**What you are asked to do**
Output every record below exactly as it appears.

**Records provided**
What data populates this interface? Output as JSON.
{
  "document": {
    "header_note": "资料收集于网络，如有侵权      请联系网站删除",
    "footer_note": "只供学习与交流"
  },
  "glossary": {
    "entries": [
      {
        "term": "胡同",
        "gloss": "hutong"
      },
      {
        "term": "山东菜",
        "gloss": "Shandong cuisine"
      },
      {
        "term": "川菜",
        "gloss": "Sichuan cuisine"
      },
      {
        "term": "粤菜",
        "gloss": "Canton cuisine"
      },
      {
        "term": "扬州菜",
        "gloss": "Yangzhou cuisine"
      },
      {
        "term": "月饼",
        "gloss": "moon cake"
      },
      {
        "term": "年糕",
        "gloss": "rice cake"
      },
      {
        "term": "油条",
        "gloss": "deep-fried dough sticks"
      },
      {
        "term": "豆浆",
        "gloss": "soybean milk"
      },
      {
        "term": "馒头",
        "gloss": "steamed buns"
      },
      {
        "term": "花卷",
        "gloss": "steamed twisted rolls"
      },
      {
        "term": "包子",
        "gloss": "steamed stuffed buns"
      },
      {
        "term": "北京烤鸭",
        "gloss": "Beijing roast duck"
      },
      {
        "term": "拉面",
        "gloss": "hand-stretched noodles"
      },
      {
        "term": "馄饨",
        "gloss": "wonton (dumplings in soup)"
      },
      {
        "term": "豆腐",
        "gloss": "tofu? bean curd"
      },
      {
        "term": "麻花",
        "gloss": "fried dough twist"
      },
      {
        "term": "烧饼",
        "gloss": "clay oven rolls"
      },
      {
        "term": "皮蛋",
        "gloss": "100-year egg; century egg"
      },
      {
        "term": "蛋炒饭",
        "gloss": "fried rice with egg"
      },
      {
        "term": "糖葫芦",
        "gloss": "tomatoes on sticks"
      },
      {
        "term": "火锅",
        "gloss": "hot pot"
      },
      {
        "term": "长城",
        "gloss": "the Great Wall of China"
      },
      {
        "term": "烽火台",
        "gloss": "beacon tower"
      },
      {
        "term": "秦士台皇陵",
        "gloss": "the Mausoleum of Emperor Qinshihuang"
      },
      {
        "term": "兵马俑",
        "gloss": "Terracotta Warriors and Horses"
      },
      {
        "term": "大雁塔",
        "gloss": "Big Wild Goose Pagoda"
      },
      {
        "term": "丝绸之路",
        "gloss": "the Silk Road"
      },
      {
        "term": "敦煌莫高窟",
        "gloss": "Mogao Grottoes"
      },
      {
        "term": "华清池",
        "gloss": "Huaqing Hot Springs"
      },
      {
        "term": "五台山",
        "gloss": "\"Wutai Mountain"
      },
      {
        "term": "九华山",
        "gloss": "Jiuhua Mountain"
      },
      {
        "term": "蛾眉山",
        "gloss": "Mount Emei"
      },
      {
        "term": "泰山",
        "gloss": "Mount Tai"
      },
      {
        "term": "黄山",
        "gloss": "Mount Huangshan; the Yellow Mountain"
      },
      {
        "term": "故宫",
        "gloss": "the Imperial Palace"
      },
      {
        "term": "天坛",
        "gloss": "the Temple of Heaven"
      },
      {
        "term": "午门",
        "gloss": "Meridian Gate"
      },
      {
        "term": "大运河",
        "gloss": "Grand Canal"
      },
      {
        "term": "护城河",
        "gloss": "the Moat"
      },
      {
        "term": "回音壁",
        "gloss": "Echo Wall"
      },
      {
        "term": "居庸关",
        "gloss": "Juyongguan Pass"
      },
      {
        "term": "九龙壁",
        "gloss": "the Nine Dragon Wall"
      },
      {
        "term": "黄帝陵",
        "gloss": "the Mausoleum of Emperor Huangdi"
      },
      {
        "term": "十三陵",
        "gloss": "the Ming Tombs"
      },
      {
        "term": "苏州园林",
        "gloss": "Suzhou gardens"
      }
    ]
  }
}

**Result of the task**
What data populates this interface? Output as JSON.
{
  "document": {
    "header_note": "资料收集于网络，如有侵权      请联系网站删除",
    "footer_note": "只供学习与交流"
  },
  "glossary": {
    "entries": [
      {
        "term": "胡同",
        "gloss": "hutong"
      },
      {
        "term": "山东菜",
        "gloss": "Shandong cuisine"
      },
      {
        "term": "川菜",
        "gloss": "Sichuan cuisine"
      },
      {
        "term": "粤菜",
        "gloss": "Canton cuisine"
      },
      {
        "term": "扬州菜",
        "gloss": "Yangzhou cuisine"
      },
      {
        "term": "月饼",
        "gloss": "moon cake"
      },
      {
        "term": "年糕",
        "gloss": "rice cake"
      },
      {
        "term": "油条",
        "gloss": "deep-fried dough sticks"
      },
      {
        "term": "豆浆",
        "gloss": "soybean milk"
      },
      {
        "term": "馒头",
        "gloss": "steamed buns"
      },
      {
        "term": "花卷",
        "gloss": "steamed twisted rolls"
      },
      {
        "term": "包子",
        "gloss": "steamed stuffed buns"
      },
      {
        "term": "北京烤鸭",
        "gloss": "Beijing roast duck"
      },
      {
        "term": "拉面",
        "gloss": "hand-stretched noodles"
      },
      {
        "term": "馄饨",
        "gloss": "wonton (dumplings in soup)"
      },
      {
        "term": "豆腐",
        "gloss": "tofu? bean curd"
      },
      {
        "term": "麻花",
        "gloss": "fried dough twist"
      },
      {
        "term": "烧饼",
        "gloss": "clay oven rolls"
      },
      {
        "term": "皮蛋",
        "gloss": "100-year egg; century egg"
      },
      {
        "term": "蛋炒饭",
        "gloss": "fried rice with egg"
      },
      {
        "term": "糖葫芦",
        "gloss": "tomatoes on sticks"
      },
      {
        "term": "火锅",
        "gloss": "hot pot"
      },
      {
        "term": "长城",
        "gloss": "the Great Wall of China"
      },
      {
        "term": "烽火台",
        "gloss": "beacon tower"
      },
      {
        "term": "秦士台皇陵",
        "gloss": "the Mausoleum of Emperor Qinshihuang"
      },
      {
        "term": "兵马俑",
        "gloss": "Terracotta Warriors and Horses"
      },
      {
        "term": "大雁塔",
        "gloss": "Big Wild Goose Pagoda"
      },
      {
        "term": "丝绸之路",
        "gloss": "the Silk Road"
      },
      {
        "term": "敦煌莫高窟",
        "gloss": "Mogao Grottoes"
      },
      {
        "term": "华清池",
        "gloss": "Huaqing Hot Springs"
      },
      {
        "term": "五台山",
        "gloss": "\"Wutai Mountain"
      },
      {
        "term": "九华山",
        "gloss": "Jiuhua Mountain"
      },
      {
        "term": "蛾眉山",
        "gloss": "Mount Emei"
      },
      {
        "term": "泰山",
        "gloss": "Mount Tai"
      },
      {
        "term": "黄山",
        "gloss": "Mount Huangshan; the Yellow Mountain"
      },
      {
        "term": "故宫",
        "gloss": "the Imperial Palace"
      },
      {
        "term": "天坛",
        "gloss": "the Temple of Heaven"
      },
      {
        "term": "午门",
        "gloss": "Meridian Gate"
      },
      {
        "term": "大运河",
        "gloss": "Grand Canal"
      },
      {
        "term": "护城河",
        "gloss": "the Moat"
      },
      {
        "term": "回音壁",
        "gloss": "Echo Wall"
      },
      {
        "term": "居庸关",
        "gloss": "Juyongguan Pass"
      },
      {
        "term": "九龙壁",
        "gloss": "the Nine Dragon Wall"
      },
      {
        "term": "黄帝陵",
        "gloss": "the Mausoleum of Emperor Huangdi"
      },
      {
        "term": "十三陵",
        "gloss": "the Ming Tombs"
      },
      {
        "term": "苏州园林",
        "gloss": "Suzhou gardens"
      }
    ]
  }
}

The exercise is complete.